== MATERIAL PROVIDED ==
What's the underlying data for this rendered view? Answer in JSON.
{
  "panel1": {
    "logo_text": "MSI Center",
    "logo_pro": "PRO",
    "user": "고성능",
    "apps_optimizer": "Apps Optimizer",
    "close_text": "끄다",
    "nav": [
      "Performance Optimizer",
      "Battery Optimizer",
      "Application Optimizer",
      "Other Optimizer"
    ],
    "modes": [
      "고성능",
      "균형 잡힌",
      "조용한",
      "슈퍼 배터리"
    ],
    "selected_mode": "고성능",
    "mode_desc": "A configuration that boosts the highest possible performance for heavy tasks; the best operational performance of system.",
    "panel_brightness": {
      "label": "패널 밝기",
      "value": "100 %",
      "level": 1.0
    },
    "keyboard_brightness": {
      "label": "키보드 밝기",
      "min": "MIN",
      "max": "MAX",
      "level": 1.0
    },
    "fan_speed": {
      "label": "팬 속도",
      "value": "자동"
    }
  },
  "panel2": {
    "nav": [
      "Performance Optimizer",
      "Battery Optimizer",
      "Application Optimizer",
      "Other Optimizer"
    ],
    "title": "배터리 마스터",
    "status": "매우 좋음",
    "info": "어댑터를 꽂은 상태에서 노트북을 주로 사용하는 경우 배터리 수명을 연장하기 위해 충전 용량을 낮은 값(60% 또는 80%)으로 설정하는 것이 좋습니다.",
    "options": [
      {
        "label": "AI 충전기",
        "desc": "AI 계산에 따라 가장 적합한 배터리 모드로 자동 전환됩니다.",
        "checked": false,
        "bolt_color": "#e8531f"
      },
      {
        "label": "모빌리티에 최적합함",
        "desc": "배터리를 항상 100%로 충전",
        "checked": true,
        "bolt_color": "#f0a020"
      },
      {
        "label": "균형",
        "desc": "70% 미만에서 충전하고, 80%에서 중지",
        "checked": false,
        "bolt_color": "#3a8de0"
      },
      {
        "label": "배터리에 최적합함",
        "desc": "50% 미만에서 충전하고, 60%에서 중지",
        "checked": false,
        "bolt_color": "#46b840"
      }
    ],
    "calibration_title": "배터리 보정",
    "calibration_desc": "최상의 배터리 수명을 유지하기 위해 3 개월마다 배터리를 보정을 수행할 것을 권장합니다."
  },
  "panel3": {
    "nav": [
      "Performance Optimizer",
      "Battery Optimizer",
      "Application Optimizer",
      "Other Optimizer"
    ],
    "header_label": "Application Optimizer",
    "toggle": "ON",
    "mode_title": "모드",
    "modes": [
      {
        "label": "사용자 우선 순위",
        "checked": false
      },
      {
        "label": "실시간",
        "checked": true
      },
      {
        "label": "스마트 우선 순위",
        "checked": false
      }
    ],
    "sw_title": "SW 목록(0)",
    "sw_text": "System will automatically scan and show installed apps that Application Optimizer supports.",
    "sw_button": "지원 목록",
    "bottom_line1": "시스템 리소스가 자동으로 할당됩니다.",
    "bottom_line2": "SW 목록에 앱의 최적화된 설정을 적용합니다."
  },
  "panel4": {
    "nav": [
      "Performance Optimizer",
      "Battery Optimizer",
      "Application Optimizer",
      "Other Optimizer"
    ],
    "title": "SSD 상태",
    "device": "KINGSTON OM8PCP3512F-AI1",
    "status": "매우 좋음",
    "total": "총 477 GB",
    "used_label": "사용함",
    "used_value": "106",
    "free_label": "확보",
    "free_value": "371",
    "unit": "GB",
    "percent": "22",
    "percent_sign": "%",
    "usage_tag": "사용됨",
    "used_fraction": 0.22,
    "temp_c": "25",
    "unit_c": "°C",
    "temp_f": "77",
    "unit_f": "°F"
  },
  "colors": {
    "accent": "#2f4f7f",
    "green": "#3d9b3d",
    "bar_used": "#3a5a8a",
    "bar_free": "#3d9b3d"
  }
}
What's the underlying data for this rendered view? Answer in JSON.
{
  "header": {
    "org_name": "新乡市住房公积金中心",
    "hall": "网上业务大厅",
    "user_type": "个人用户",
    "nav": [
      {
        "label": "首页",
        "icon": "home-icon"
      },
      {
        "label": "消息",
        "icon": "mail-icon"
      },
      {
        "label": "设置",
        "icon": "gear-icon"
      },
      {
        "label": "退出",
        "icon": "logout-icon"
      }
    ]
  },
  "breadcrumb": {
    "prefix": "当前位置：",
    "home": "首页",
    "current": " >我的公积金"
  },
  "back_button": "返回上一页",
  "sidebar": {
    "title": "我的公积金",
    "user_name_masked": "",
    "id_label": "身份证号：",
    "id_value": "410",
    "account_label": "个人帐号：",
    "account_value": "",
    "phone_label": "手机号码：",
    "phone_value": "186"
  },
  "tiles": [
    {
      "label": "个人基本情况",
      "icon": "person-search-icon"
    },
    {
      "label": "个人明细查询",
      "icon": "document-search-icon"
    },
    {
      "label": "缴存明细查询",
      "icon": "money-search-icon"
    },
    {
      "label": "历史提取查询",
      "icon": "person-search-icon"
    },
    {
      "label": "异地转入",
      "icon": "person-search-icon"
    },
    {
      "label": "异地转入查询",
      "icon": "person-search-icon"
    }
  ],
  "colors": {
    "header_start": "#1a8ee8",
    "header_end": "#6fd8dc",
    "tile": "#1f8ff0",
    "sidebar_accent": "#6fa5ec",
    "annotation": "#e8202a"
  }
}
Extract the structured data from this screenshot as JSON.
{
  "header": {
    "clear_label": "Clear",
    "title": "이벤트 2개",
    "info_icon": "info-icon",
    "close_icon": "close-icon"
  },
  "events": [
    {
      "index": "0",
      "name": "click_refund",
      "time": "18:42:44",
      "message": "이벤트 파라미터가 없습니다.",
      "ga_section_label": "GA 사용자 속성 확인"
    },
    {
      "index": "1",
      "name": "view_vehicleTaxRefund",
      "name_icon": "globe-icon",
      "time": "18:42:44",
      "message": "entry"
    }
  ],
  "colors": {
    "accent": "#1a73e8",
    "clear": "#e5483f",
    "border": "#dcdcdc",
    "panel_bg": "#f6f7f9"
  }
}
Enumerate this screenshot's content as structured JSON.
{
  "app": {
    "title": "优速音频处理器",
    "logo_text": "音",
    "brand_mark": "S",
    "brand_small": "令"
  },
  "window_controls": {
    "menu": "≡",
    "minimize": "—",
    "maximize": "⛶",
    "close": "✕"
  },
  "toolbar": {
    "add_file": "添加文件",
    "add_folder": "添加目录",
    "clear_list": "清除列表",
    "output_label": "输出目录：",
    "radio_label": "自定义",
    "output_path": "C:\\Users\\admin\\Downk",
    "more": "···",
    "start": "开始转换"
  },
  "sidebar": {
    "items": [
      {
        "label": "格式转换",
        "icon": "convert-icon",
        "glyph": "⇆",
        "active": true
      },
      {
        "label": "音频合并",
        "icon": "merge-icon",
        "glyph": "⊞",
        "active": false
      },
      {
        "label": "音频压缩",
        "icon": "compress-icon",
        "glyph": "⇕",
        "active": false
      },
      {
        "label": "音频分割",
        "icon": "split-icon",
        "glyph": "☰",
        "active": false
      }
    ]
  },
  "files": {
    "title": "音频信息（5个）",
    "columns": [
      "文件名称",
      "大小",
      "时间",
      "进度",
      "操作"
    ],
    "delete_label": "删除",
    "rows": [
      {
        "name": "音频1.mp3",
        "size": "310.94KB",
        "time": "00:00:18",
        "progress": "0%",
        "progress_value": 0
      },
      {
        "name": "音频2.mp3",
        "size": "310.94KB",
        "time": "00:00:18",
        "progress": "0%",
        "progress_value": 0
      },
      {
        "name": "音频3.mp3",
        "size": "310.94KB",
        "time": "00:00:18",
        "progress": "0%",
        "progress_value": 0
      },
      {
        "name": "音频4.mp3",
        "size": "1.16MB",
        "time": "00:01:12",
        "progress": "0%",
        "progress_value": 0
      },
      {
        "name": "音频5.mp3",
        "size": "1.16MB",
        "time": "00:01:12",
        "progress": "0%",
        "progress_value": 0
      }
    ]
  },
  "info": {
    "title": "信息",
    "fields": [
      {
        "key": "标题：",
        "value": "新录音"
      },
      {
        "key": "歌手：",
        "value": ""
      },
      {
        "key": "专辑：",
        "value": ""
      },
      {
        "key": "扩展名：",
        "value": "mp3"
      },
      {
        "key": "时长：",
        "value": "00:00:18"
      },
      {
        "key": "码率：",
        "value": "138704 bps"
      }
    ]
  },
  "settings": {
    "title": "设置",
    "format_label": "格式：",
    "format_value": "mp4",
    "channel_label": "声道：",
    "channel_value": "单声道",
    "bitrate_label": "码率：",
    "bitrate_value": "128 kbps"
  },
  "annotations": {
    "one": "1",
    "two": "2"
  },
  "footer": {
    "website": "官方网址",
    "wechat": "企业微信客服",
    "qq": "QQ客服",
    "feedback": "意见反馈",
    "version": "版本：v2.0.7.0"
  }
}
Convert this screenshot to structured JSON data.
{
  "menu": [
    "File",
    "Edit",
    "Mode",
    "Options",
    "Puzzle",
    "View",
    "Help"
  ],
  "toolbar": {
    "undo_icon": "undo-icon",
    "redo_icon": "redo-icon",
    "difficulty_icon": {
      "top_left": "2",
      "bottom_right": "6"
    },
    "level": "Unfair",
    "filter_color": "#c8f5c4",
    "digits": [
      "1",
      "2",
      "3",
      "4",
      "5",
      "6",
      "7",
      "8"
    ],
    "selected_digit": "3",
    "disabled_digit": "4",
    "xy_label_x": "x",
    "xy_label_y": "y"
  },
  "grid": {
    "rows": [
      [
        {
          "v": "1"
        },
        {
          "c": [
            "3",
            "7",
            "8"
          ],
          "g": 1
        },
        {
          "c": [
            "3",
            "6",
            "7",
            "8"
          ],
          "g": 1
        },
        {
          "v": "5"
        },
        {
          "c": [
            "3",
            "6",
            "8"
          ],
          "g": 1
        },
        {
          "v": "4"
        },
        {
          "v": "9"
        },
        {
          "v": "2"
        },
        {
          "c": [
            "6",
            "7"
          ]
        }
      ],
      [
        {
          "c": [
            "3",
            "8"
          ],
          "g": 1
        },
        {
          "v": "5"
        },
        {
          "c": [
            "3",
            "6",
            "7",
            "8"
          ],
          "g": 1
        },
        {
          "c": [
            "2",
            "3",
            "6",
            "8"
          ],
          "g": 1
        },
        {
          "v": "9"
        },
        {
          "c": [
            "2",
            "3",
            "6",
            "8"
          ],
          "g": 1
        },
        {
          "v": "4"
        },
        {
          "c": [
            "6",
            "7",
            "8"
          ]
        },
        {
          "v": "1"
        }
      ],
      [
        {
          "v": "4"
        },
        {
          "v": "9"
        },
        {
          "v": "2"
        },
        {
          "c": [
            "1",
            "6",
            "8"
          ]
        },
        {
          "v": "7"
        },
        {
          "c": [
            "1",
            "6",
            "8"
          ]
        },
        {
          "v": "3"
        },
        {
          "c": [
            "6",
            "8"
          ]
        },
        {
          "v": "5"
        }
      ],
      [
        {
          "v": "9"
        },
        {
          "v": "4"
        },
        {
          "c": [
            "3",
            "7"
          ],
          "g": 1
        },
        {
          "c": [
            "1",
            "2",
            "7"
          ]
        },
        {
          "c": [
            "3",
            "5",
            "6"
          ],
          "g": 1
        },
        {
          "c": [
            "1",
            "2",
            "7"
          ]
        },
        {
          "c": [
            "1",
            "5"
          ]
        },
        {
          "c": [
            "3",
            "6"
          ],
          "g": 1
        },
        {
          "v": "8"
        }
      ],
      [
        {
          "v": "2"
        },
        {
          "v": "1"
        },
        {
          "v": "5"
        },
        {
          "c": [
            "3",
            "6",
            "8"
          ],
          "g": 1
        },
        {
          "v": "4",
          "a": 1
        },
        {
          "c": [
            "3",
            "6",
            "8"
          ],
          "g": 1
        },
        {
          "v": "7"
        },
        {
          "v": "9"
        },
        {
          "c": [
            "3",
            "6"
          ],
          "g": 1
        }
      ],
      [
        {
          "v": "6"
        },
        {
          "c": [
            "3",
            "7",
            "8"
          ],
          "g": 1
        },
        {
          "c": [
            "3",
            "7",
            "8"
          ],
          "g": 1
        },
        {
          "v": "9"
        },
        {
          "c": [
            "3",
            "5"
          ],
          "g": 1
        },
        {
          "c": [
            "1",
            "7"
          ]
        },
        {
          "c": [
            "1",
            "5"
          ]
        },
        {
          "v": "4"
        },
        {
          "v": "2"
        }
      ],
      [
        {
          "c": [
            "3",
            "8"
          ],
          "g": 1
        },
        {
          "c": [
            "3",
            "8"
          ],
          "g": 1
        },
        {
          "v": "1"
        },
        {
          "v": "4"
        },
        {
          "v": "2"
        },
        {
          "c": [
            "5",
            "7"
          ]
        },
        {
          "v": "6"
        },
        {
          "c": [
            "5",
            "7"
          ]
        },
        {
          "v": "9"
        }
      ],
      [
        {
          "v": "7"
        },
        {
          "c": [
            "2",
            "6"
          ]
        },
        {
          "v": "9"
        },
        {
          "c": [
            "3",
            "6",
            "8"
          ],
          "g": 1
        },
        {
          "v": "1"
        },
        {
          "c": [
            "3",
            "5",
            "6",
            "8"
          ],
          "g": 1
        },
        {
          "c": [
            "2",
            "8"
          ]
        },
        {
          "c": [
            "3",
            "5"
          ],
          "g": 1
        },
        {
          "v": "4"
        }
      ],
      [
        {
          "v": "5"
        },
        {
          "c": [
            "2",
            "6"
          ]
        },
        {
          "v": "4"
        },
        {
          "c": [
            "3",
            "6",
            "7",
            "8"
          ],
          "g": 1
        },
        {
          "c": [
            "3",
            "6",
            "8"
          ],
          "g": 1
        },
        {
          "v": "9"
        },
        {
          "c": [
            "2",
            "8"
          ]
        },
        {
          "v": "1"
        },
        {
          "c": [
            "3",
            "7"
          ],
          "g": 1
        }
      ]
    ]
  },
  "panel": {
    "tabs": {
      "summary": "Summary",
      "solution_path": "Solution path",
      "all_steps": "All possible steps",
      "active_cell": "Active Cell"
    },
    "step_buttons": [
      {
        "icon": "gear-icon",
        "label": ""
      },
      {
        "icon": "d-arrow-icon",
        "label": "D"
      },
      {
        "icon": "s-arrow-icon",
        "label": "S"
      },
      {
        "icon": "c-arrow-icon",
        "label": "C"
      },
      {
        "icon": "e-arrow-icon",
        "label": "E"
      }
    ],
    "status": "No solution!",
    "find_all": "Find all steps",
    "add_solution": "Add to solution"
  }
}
===
(WHAT THE TASK ASKS) Filter the listing above for the string "info" and copy every matching line.

(OUTPUT)
    "info": "어댑터를 꽂은 상태에서 노트북을 주로 사용하는 경우 배터리 수명을 연장하기 위해 충전 용량을 낮은 값(60% 또는 80%)으로 설정하는 것이 좋습니다.",
    "info_icon": "info-icon",
  "info": {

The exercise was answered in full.